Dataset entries

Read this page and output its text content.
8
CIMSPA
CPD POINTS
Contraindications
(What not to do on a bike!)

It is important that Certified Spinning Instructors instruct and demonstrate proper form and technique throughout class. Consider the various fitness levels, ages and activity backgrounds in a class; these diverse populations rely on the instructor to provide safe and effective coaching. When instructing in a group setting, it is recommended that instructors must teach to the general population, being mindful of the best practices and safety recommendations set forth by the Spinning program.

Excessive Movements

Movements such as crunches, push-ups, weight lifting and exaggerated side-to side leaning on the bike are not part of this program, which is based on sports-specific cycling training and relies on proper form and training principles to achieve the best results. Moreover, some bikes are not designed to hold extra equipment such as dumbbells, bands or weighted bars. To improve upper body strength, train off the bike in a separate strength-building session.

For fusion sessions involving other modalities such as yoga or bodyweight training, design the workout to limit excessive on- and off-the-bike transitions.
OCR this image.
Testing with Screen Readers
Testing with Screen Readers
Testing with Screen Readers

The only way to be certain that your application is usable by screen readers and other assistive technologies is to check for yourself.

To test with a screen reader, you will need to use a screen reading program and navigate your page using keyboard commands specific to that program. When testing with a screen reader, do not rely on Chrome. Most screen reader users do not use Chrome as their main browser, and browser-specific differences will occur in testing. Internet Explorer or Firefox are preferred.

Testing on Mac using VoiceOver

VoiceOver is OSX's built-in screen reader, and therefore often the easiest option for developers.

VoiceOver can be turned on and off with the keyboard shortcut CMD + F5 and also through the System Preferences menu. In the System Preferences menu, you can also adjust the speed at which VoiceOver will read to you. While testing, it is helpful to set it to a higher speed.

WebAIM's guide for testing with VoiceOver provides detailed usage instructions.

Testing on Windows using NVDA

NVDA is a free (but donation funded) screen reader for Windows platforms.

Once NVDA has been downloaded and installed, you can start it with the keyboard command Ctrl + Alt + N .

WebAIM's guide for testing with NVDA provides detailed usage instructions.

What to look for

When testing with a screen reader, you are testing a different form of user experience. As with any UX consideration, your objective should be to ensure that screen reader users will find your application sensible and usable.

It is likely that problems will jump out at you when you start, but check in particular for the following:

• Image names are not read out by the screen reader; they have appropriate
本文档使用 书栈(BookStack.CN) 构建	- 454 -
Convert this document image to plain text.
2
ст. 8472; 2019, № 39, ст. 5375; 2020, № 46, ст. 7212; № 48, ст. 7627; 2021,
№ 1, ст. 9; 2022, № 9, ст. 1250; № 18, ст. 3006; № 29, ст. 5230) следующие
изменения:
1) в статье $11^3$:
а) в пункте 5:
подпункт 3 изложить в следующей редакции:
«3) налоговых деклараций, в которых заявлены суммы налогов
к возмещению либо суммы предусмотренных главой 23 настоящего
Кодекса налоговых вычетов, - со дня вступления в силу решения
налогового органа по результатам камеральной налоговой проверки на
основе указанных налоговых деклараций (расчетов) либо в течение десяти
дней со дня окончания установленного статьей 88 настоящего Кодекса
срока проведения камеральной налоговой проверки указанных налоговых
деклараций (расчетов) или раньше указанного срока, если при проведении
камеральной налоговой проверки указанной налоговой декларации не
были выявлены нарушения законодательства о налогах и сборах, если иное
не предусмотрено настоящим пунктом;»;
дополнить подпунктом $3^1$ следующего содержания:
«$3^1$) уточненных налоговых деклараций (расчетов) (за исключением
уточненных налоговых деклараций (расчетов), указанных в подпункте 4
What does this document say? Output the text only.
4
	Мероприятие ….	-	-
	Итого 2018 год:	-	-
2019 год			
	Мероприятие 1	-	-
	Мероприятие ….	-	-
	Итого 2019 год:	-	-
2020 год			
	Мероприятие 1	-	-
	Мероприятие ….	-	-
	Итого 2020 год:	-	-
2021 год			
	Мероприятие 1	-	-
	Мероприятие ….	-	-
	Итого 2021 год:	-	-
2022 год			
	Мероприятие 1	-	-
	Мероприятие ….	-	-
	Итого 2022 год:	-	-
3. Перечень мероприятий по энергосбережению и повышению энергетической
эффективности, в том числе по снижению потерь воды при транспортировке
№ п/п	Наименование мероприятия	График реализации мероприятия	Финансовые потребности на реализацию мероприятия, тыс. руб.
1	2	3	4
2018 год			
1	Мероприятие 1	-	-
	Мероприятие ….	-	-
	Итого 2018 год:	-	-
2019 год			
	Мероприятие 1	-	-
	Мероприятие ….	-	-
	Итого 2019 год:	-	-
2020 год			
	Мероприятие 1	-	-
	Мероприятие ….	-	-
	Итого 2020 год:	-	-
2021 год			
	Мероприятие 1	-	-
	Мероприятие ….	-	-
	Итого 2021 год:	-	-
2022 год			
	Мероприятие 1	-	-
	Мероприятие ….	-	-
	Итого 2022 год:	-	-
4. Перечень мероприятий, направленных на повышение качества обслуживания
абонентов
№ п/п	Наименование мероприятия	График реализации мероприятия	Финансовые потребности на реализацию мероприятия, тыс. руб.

- Task details -
Extract every line containing the string "деклараций" from the material.

- Response -
«3) налоговых деклараций, в которых заявлены суммы налогов
основе указанных налоговых деклараций (расчетов) либо в течение десяти
деклараций (расчетов) или раньше указанного срока, если при проведении
«$3^1$) уточненных налоговых деклараций (расчетов) (за исключением
уточненных налоговых деклараций (расчетов), указанных в подпункте 4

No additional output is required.